# START OF Records for the task

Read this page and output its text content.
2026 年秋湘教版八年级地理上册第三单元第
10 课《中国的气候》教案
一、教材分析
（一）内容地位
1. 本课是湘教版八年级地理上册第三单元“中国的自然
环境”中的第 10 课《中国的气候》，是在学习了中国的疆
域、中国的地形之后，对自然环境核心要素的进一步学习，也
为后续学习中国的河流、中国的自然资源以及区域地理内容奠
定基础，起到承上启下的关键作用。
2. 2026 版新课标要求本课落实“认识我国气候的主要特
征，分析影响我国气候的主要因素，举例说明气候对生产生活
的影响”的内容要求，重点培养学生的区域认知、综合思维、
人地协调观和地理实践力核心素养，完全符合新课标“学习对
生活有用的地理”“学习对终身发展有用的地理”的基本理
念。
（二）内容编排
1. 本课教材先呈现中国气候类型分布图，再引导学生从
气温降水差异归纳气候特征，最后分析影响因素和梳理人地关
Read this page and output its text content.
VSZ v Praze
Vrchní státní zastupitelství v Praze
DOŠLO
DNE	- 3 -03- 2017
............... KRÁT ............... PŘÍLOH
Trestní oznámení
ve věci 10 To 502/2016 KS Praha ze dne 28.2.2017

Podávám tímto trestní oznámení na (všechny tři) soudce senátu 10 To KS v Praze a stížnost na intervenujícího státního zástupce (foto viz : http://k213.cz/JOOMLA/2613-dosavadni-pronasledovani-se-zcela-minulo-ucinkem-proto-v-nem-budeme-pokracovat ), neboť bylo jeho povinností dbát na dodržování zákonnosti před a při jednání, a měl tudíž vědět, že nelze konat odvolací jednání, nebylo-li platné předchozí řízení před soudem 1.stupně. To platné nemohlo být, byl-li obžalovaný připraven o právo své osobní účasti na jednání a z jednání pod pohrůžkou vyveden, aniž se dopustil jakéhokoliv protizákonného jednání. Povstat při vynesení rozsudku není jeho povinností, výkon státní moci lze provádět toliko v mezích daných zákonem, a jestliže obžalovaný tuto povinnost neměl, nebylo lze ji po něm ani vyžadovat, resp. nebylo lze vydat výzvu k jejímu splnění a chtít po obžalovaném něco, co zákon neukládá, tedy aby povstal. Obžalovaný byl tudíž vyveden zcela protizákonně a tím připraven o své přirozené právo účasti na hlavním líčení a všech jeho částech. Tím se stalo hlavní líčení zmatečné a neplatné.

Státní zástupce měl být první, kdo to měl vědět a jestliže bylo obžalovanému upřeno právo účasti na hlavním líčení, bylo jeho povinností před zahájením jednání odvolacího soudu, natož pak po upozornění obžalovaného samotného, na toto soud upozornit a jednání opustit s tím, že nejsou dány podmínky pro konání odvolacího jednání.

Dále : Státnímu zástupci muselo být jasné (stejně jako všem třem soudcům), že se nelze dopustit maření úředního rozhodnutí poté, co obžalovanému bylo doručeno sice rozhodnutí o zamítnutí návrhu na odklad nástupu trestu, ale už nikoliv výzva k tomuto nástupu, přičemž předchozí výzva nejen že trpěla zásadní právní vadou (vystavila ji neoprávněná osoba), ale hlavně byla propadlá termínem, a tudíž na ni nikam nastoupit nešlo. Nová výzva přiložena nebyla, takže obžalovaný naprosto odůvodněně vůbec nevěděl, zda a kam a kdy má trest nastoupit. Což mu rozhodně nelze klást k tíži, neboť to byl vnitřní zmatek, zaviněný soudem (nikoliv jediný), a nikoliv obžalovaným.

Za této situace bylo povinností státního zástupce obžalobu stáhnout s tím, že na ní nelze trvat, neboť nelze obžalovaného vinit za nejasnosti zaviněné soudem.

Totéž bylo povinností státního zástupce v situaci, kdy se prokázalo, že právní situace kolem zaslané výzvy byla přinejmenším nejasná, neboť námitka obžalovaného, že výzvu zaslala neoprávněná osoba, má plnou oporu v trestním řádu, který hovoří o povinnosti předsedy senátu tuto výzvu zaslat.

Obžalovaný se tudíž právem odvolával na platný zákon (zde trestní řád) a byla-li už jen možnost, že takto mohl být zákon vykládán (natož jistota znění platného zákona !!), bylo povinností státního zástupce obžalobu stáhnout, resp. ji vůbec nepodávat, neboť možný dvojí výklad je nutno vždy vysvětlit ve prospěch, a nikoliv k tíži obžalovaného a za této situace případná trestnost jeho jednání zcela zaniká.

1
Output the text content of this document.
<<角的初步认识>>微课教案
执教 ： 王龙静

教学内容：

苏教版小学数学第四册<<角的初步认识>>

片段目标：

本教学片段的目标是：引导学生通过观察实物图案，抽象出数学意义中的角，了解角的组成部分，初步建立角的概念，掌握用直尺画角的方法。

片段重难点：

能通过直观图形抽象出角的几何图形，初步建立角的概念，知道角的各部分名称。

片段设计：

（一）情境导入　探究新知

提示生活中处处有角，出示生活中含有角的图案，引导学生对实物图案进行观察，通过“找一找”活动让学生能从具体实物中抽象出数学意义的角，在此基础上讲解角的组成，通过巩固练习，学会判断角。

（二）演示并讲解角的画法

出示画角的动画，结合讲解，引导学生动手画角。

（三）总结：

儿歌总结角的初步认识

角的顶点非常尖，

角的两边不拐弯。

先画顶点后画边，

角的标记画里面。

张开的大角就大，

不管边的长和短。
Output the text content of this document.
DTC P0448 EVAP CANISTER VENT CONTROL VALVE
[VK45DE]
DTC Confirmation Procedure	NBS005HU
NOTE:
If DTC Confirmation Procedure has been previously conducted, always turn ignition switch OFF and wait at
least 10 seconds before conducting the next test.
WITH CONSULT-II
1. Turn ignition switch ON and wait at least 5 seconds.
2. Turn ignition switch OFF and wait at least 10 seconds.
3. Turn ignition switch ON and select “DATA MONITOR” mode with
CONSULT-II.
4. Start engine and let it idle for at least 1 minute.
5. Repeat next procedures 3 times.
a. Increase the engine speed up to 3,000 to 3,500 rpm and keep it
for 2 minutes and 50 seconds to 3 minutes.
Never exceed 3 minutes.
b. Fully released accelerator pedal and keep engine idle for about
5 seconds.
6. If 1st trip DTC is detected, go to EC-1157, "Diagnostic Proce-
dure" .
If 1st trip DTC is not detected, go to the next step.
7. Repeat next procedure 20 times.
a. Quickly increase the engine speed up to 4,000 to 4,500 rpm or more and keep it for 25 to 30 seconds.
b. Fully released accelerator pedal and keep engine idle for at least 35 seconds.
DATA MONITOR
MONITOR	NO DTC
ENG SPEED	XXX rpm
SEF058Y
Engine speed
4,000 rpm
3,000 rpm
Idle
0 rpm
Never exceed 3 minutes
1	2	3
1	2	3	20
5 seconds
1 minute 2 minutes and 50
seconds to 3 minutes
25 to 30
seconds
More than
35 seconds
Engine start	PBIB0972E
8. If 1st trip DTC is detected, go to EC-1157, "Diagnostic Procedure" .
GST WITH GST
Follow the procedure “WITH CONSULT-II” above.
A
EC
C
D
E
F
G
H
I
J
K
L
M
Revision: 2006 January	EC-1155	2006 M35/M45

# END OF Records for the task

▸ **What you will do**:
Extract the complete listing verbatim.

▸ **Finished exercise**:
Read this page and output its text content.
2026 年秋湘教版八年级地理上册第三单元第
10 课《中国的气候》教案
一、教材分析
（一）内容地位
1. 本课是湘教版八年级地理上册第三单元“中国的自然
环境”中的第 10 课《中国的气候》，是在学习了中国的疆
域、中国的地形之后，对自然环境核心要素的进一步学习，也
为后续学习中国的河流、中国的自然资源以及区域地理内容奠
定基础，起到承上启下的关键作用。
2. 2026 版新课标要求本课落实“认识我国气候的主要特
征，分析影响我国气候的主要因素，举例说明气候对生产生活
的影响”的内容要求，重点培养学生的区域认知、综合思维、
人地协调观和地理实践力核心素养，完全符合新课标“学习对
生活有用的地理”“学习对终身发展有用的地理”的基本理
念。
（二）内容编排
1. 本课教材先呈现中国气候类型分布图，再引导学生从
气温降水差异归纳气候特征，最后分析影响因素和梳理人地关
Read this page and output its text content.
VSZ v Praze
Vrchní státní zastupitelství v Praze
DOŠLO
DNE	- 3 -03- 2017
............... KRÁT ............... PŘÍLOH
Trestní oznámení
ve věci 10 To 502/2016 KS Praha ze dne 28.2.2017

Podávám tímto trestní oznámení na (všechny tři) soudce senátu 10 To KS v Praze a stížnost na intervenujícího státního zástupce (foto viz : http://k213.cz/JOOMLA/2613-dosavadni-pronasledovani-se-zcela-minulo-ucinkem-proto-v-nem-budeme-pokracovat ), neboť bylo jeho povinností dbát na dodržování zákonnosti před a při jednání, a měl tudíž vědět, že nelze konat odvolací jednání, nebylo-li platné předchozí řízení před soudem 1.stupně. To platné nemohlo být, byl-li obžalovaný připraven o právo své osobní účasti na jednání a z jednání pod pohrůžkou vyveden, aniž se dopustil jakéhokoliv protizákonného jednání. Povstat při vynesení rozsudku není jeho povinností, výkon státní moci lze provádět toliko v mezích daných zákonem, a jestliže obžalovaný tuto povinnost neměl, nebylo lze ji po něm ani vyžadovat, resp. nebylo lze vydat výzvu k jejímu splnění a chtít po obžalovaném něco, co zákon neukládá, tedy aby povstal. Obžalovaný byl tudíž vyveden zcela protizákonně a tím připraven o své přirozené právo účasti na hlavním líčení a všech jeho částech. Tím se stalo hlavní líčení zmatečné a neplatné.

Státní zástupce měl být první, kdo to měl vědět a jestliže bylo obžalovanému upřeno právo účasti na hlavním líčení, bylo jeho povinností před zahájením jednání odvolacího soudu, natož pak po upozornění obžalovaného samotného, na toto soud upozornit a jednání opustit s tím, že nejsou dány podmínky pro konání odvolacího jednání.

Dále : Státnímu zástupci muselo být jasné (stejně jako všem třem soudcům), že se nelze dopustit maření úředního rozhodnutí poté, co obžalovanému bylo doručeno sice rozhodnutí o zamítnutí návrhu na odklad nástupu trestu, ale už nikoliv výzva k tomuto nástupu, přičemž předchozí výzva nejen že trpěla zásadní právní vadou (vystavila ji neoprávněná osoba), ale hlavně byla propadlá termínem, a tudíž na ni nikam nastoupit nešlo. Nová výzva přiložena nebyla, takže obžalovaný naprosto odůvodněně vůbec nevěděl, zda a kam a kdy má trest nastoupit. Což mu rozhodně nelze klást k tíži, neboť to byl vnitřní zmatek, zaviněný soudem (nikoliv jediný), a nikoliv obžalovaným.

Za této situace bylo povinností státního zástupce obžalobu stáhnout s tím, že na ní nelze trvat, neboť nelze obžalovaného vinit za nejasnosti zaviněné soudem.

Totéž bylo povinností státního zástupce v situaci, kdy se prokázalo, že právní situace kolem zaslané výzvy byla přinejmenším nejasná, neboť námitka obžalovaného, že výzvu zaslala neoprávněná osoba, má plnou oporu v trestním řádu, který hovoří o povinnosti předsedy senátu tuto výzvu zaslat.

Obžalovaný se tudíž právem odvolával na platný zákon (zde trestní řád) a byla-li už jen možnost, že takto mohl být zákon vykládán (natož jistota znění platného zákona !!), bylo povinností státního zástupce obžalobu stáhnout, resp. ji vůbec nepodávat, neboť možný dvojí výklad je nutno vždy vysvětlit ve prospěch, a nikoliv k tíži obžalovaného a za této situace případná trestnost jeho jednání zcela zaniká.

1
Output the text content of this document.
<<角的初步认识>>微课教案
执教 ： 王龙静

教学内容：

苏教版小学数学第四册<<角的初步认识>>

片段目标：

本教学片段的目标是：引导学生通过观察实物图案，抽象出数学意义中的角，了解角的组成部分，初步建立角的概念，掌握用直尺画角的方法。

片段重难点：

能通过直观图形抽象出角的几何图形，初步建立角的概念，知道角的各部分名称。

片段设计：

（一）情境导入　探究新知

提示生活中处处有角，出示生活中含有角的图案，引导学生对实物图案进行观察，通过“找一找”活动让学生能从具体实物中抽象出数学意义的角，在此基础上讲解角的组成，通过巩固练习，学会判断角。

（二）演示并讲解角的画法

出示画角的动画，结合讲解，引导学生动手画角。

（三）总结：

儿歌总结角的初步认识

角的顶点非常尖，

角的两边不拐弯。

先画顶点后画边，

角的标记画里面。

张开的大角就大，

不管边的长和短。
Output the text content of this document.
DTC P0448 EVAP CANISTER VENT CONTROL VALVE
[VK45DE]
DTC Confirmation Procedure	NBS005HU
NOTE:
If DTC Confirmation Procedure has been previously conducted, always turn ignition switch OFF and wait at
least 10 seconds before conducting the next test.
WITH CONSULT-II
1. Turn ignition switch ON and wait at least 5 seconds.
2. Turn ignition switch OFF and wait at least 10 seconds.
3. Turn ignition switch ON and select “DATA MONITOR” mode with
CONSULT-II.
4. Start engine and let it idle for at least 1 minute.
5. Repeat next procedures 3 times.
a. Increase the engine speed up to 3,000 to 3,500 rpm and keep it
for 2 minutes and 50 seconds to 3 minutes.
Never exceed 3 minutes.
b. Fully released accelerator pedal and keep engine idle for about
5 seconds.
6. If 1st trip DTC is detected, go to EC-1157, "Diagnostic Proce-
dure" .
If 1st trip DTC is not detected, go to the next step.
7. Repeat next procedure 20 times.
a. Quickly increase the engine speed up to 4,000 to 4,500 rpm or more and keep it for 25 to 30 seconds.
b. Fully released accelerator pedal and keep engine idle for at least 35 seconds.
DATA MONITOR
MONITOR	NO DTC
ENG SPEED	XXX rpm
SEF058Y
Engine speed
4,000 rpm
3,000 rpm
Idle
0 rpm
Never exceed 3 minutes
1	2	3
1	2	3	20
5 seconds
1 minute 2 minutes and 50
seconds to 3 minutes
25 to 30
seconds
More than
35 seconds
Engine start	PBIB0972E
8. If 1st trip DTC is detected, go to EC-1157, "Diagnostic Procedure" .
GST WITH GST
Follow the procedure “WITH CONSULT-II” above.
A
EC
C
D
E
F
G
H
I
J
K
L
M
Revision: 2006 January	EC-1155	2006 M35/M45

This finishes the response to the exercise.